◆ What the exercise asks: Quote the listing below in full and exactly as written, but omit every picture.

◆ Given records:

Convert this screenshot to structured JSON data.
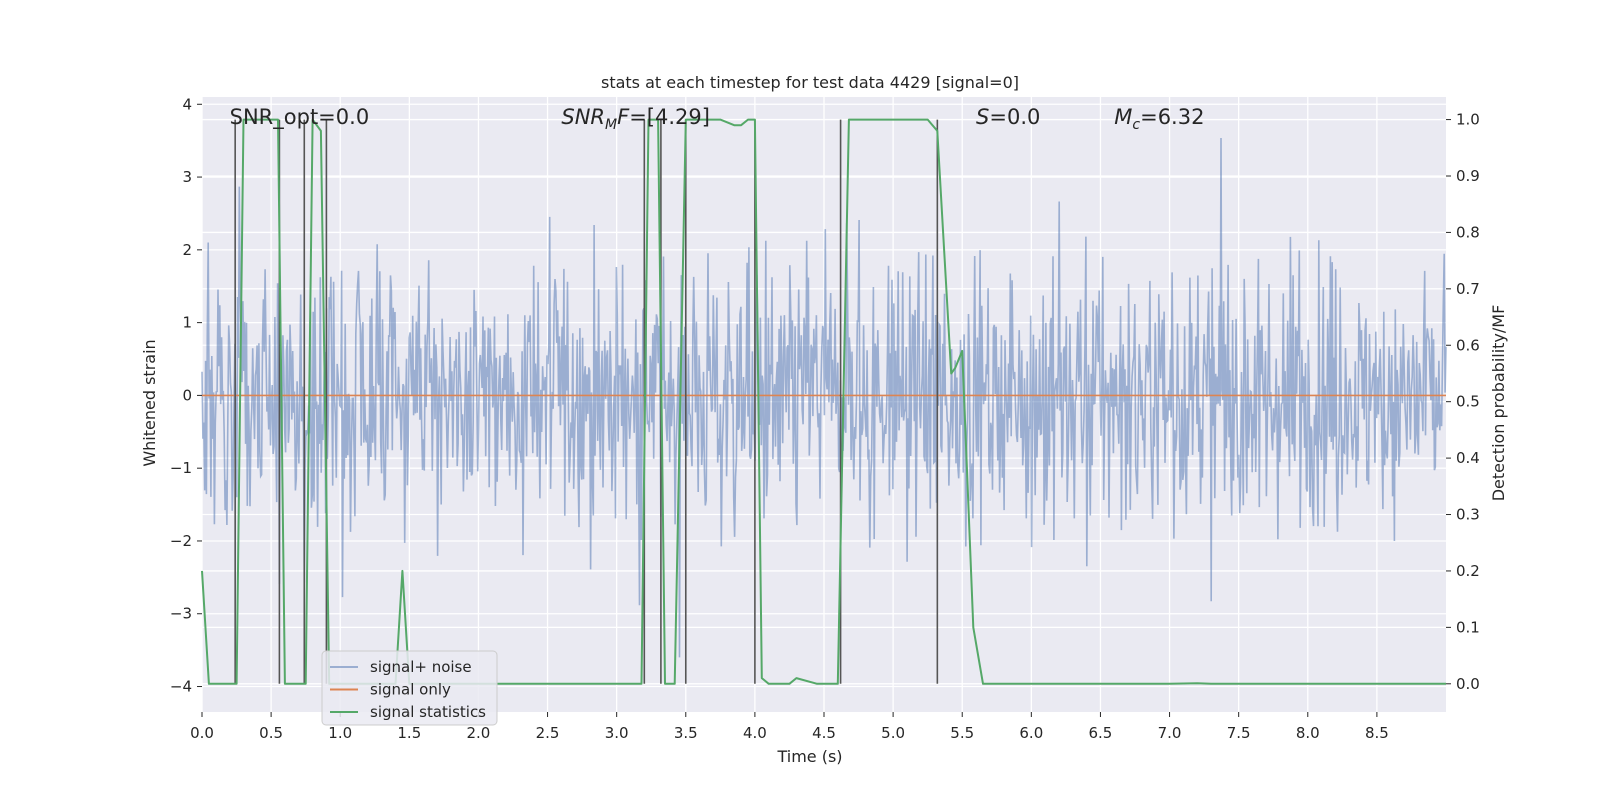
{
  "chart_data": {
    "type": "line",
    "title": "stats at each timestep for test data 4429 [signal=0]",
    "xlabel": "Time (s)",
    "ylabel_left": "Whitened strain",
    "ylabel_right": "Detection probability/MF",
    "xlim": [
      0.0,
      9.0
    ],
    "ylim_left": [
      -4.35,
      4.1
    ],
    "ylim_right": [
      -0.05,
      1.04
    ],
    "xticks": [
      0.0,
      0.5,
      1.0,
      1.5,
      2.0,
      2.5,
      3.0,
      3.5,
      4.0,
      4.5,
      5.0,
      5.5,
      6.0,
      6.5,
      7.0,
      7.5,
      8.0,
      8.5
    ],
    "xtick_labels": [
      "0.0",
      "0.5",
      "1.0",
      "1.5",
      "2.0",
      "2.5",
      "3.0",
      "3.5",
      "4.0",
      "4.5",
      "5.0",
      "5.5",
      "6.0",
      "6.5",
      "7.0",
      "7.5",
      "8.0",
      "8.5"
    ],
    "yticks_left": [
      4,
      3,
      2,
      1,
      0,
      -1,
      -2,
      -3,
      -4
    ],
    "ytick_labels_left": [
      "4",
      "3",
      "2",
      "1",
      "0",
      "−1",
      "−2",
      "−3",
      "−4"
    ],
    "yticks_right": [
      1.0,
      0.9,
      0.8,
      0.7,
      0.6,
      0.5,
      0.4,
      0.3,
      0.2,
      0.1,
      0.0
    ],
    "ytick_labels_right": [
      "1.0",
      "0.9",
      "0.8",
      "0.7",
      "0.6",
      "0.5",
      "0.4",
      "0.3",
      "0.2",
      "0.1",
      "0.0"
    ],
    "grid": true,
    "background": "#eaeaf2",
    "annotations": [
      {
        "text": "SNR_opt=0.0",
        "x": 0.2
      },
      {
        "text": "SNR_MF=[4.29]",
        "x": 2.6
      },
      {
        "text": "S=0.0",
        "x": 5.6
      },
      {
        "text": "M_c=6.32",
        "x": 6.6
      }
    ],
    "series": [
      {
        "name": "signal+ noise",
        "axis": "left",
        "color": "#4c72b0",
        "opacity": 0.5,
        "description_values": "dense whitened-strain noise, mostly within about −2 to 2.5, peaks near 3.8",
        "n_points": 1400,
        "amplitude": 0.75,
        "seed": 4429
      },
      {
        "name": "signal only",
        "axis": "left",
        "color": "#dd8452",
        "x": [
          0.0,
          9.0
        ],
        "y": [
          0.0,
          0.0
        ]
      },
      {
        "name": "signal statistics",
        "axis": "right",
        "color": "#55a868",
        "x": [
          0.0,
          0.05,
          0.25,
          0.3,
          0.55,
          0.6,
          0.75,
          0.8,
          0.86,
          0.92,
          1.4,
          1.45,
          1.5,
          3.18,
          3.23,
          3.3,
          3.35,
          3.42,
          3.5,
          3.6,
          3.75,
          3.85,
          3.9,
          3.95,
          4.0,
          4.05,
          4.1,
          4.25,
          4.3,
          4.45,
          4.6,
          4.68,
          5.25,
          5.32,
          5.42,
          5.45,
          5.5,
          5.58,
          5.65,
          6.0,
          7.0,
          7.2,
          7.3,
          9.0
        ],
        "y": [
          0.2,
          0.0,
          0.0,
          1.0,
          1.0,
          0.0,
          0.0,
          1.0,
          0.98,
          0.0,
          0.0,
          0.2,
          0.0,
          0.0,
          1.0,
          1.0,
          0.0,
          0.0,
          1.0,
          1.0,
          1.0,
          0.99,
          0.99,
          1.0,
          1.0,
          0.01,
          0.0,
          0.0,
          0.01,
          0.0,
          0.0,
          1.0,
          1.0,
          0.98,
          0.55,
          0.56,
          0.59,
          0.1,
          0.0,
          0.0,
          0.0,
          0.001,
          0.0,
          0.0
        ]
      }
    ],
    "vertical_lines": {
      "color": "#555555",
      "axis": "right",
      "lines": [
        {
          "x": 0.24,
          "y_from": 0.0,
          "y_to": 1.0
        },
        {
          "x": 0.56,
          "y_from": 0.0,
          "y_to": 1.0
        },
        {
          "x": 0.74,
          "y_from": 0.0,
          "y_to": 1.0
        },
        {
          "x": 0.9,
          "y_from": 0.0,
          "y_to": 1.0
        },
        {
          "x": 3.2,
          "y_from": 0.0,
          "y_to": 1.0
        },
        {
          "x": 3.32,
          "y_from": 0.0,
          "y_to": 1.0
        },
        {
          "x": 3.5,
          "y_from": 0.0,
          "y_to": 1.0
        },
        {
          "x": 4.0,
          "y_from": 0.0,
          "y_to": 1.0
        },
        {
          "x": 4.62,
          "y_from": 0.0,
          "y_to": 1.0
        },
        {
          "x": 5.32,
          "y_from": 0.0,
          "y_to": 1.0
        }
      ]
    },
    "legend": {
      "placement": "lower-left",
      "entries": [
        "signal+ noise",
        "signal only",
        "signal statistics"
      ]
    }
  }
}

◆ Written answer:
Convert this screenshot to structured JSON data.
{
  "chart_data": {
    "type": "line",
    "title": "stats at each timestep for test data 4429 [signal=0]",
    "xlabel": "Time (s)",
    "ylabel_left": "Whitened strain",
    "ylabel_right": "Detection probability/MF",
    "xlim": [
      0.0,
      9.0
    ],
    "ylim_left": [
      -4.35,
      4.1
    ],
    "ylim_right": [
      -0.05,
      1.04
    ],
    "xticks": [
      0.0,
      0.5,
      1.0,
      1.5,
      2.0,
      2.5,
      3.0,
      3.5,
      4.0,
      4.5,
      5.0,
      5.5,
      6.0,
      6.5,
      7.0,
      7.5,
      8.0,
      8.5
    ],
    "xtick_labels": [
      "0.0",
      "0.5",
      "1.0",
      "1.5",
      "2.0",
      "2.5",
      "3.0",
      "3.5",
      "4.0",
      "4.5",
      "5.0",
      "5.5",
      "6.0",
      "6.5",
      "7.0",
      "7.5",
      "8.0",
      "8.5"
    ],
    "yticks_left": [
      4,
      3,
      2,
      1,
      0,
      -1,
      -2,
      -3,
      -4
    ],
    "ytick_labels_left": [
      "4",
      "3",
      "2",
      "1",
      "0",
      "−1",
      "−2",
      "−3",
      "−4"
    ],
    "yticks_right": [
      1.0,
      0.9,
      0.8,
      0.7,
      0.6,
      0.5,
      0.4,
      0.3,
      0.2,
      0.1,
      0.0
    ],
    "ytick_labels_right": [
      "1.0",
      "0.9",
      "0.8",
      "0.7",
      "0.6",
      "0.5",
      "0.4",
      "0.3",
      "0.2",
      "0.1",
      "0.0"
    ],
    "grid": true,
    "background": "#eaeaf2",
    "annotations": [
      {
        "text": "SNR_opt=0.0",
        "x": 0.2
      },
      {
        "text": "SNR_MF=[4.29]",
        "x": 2.6
      },
      {
        "text": "S=0.0",
        "x": 5.6
      },
      {
        "text": "M_c=6.32",
        "x": 6.6
      }
    ],
    "series": [
      {
        "name": "signal+ noise",
        "axis": "left",
        "color": "#4c72b0",
        "opacity": 0.5,
        "description_values": "dense whitened-strain noise, mostly within about −2 to 2.5, peaks near 3.8",
        "n_points": 1400,
        "amplitude": 0.75,
        "seed": 4429
      },
      {
        "name": "signal only",
        "axis": "left",
        "color": "#dd8452",
        "x": [
          0.0,
          9.0
        ],
        "y": [
          0.0,
          0.0
        ]
      },
      {
        "name": "signal statistics",
        "axis": "right",
        "color": "#55a868",
        "x": [
          0.0,
          0.05,
          0.25,
          0.3,
          0.55,
          0.6,
          0.75,
          0.8,
          0.86,
          0.92,
          1.4,
          1.45,
          1.5,
          3.18,
          3.23,
          3.3,
          3.35,
          3.42,
          3.5,
          3.6,
          3.75,
          3.85,
          3.9,
          3.95,
          4.0,
          4.05,
          4.1,
          4.25,
          4.3,
          4.45,
          4.6,
          4.68,
          5.25,
          5.32,
          5.42,
          5.45,
          5.5,
          5.58,
          5.65,
          6.0,
          7.0,
          7.2,
          7.3,
          9.0
        ],
        "y": [
          0.2,
          0.0,
          0.0,
          1.0,
          1.0,
          0.0,
          0.0,
          1.0,
          0.98,
          0.0,
          0.0,
          0.2,
          0.0,
          0.0,
          1.0,
          1.0,
          0.0,
          0.0,
          1.0,
          1.0,
          1.0,
          0.99,
          0.99,
          1.0,
          1.0,
          0.01,
          0.0,
          0.0,
          0.01,
          0.0,
          0.0,
          1.0,
          1.0,
          0.98,
          0.55,
          0.56,
          0.59,
          0.1,
          0.0,
          0.0,
          0.0,
          0.001,
          0.0,
          0.0
        ]
      }
    ],
    "vertical_lines": {
      "color": "#555555",
      "axis": "right",
      "lines": [
        {
          "x": 0.24,
          "y_from": 0.0,
          "y_to": 1.0
        },
        {
          "x": 0.56,
          "y_from": 0.0,
          "y_to": 1.0
        },
        {
          "x": 0.74,
          "y_from": 0.0,
          "y_to": 1.0
        },
        {
          "x": 0.9,
          "y_from": 0.0,
          "y_to": 1.0
        },
        {
          "x": 3.2,
          "y_from": 0.0,
          "y_to": 1.0
        },
        {
          "x": 3.32,
          "y_from": 0.0,
          "y_to": 1.0
        },
        {
          "x": 3.5,
          "y_from": 0.0,
          "y_to": 1.0
        },
        {
          "x": 4.0,
          "y_from": 0.0,
          "y_to": 1.0
        },
        {
          "x": 4.62,
          "y_from": 0.0,
          "y_to": 1.0
        },
        {
          "x": 5.32,
          "y_from": 0.0,
          "y_to": 1.0
        }
      ]
    },
    "legend": {
      "placement": "lower-left",
      "entries": [
        "signal+ noise",
        "signal only",
        "signal statistics"
      ]
    }
  }
}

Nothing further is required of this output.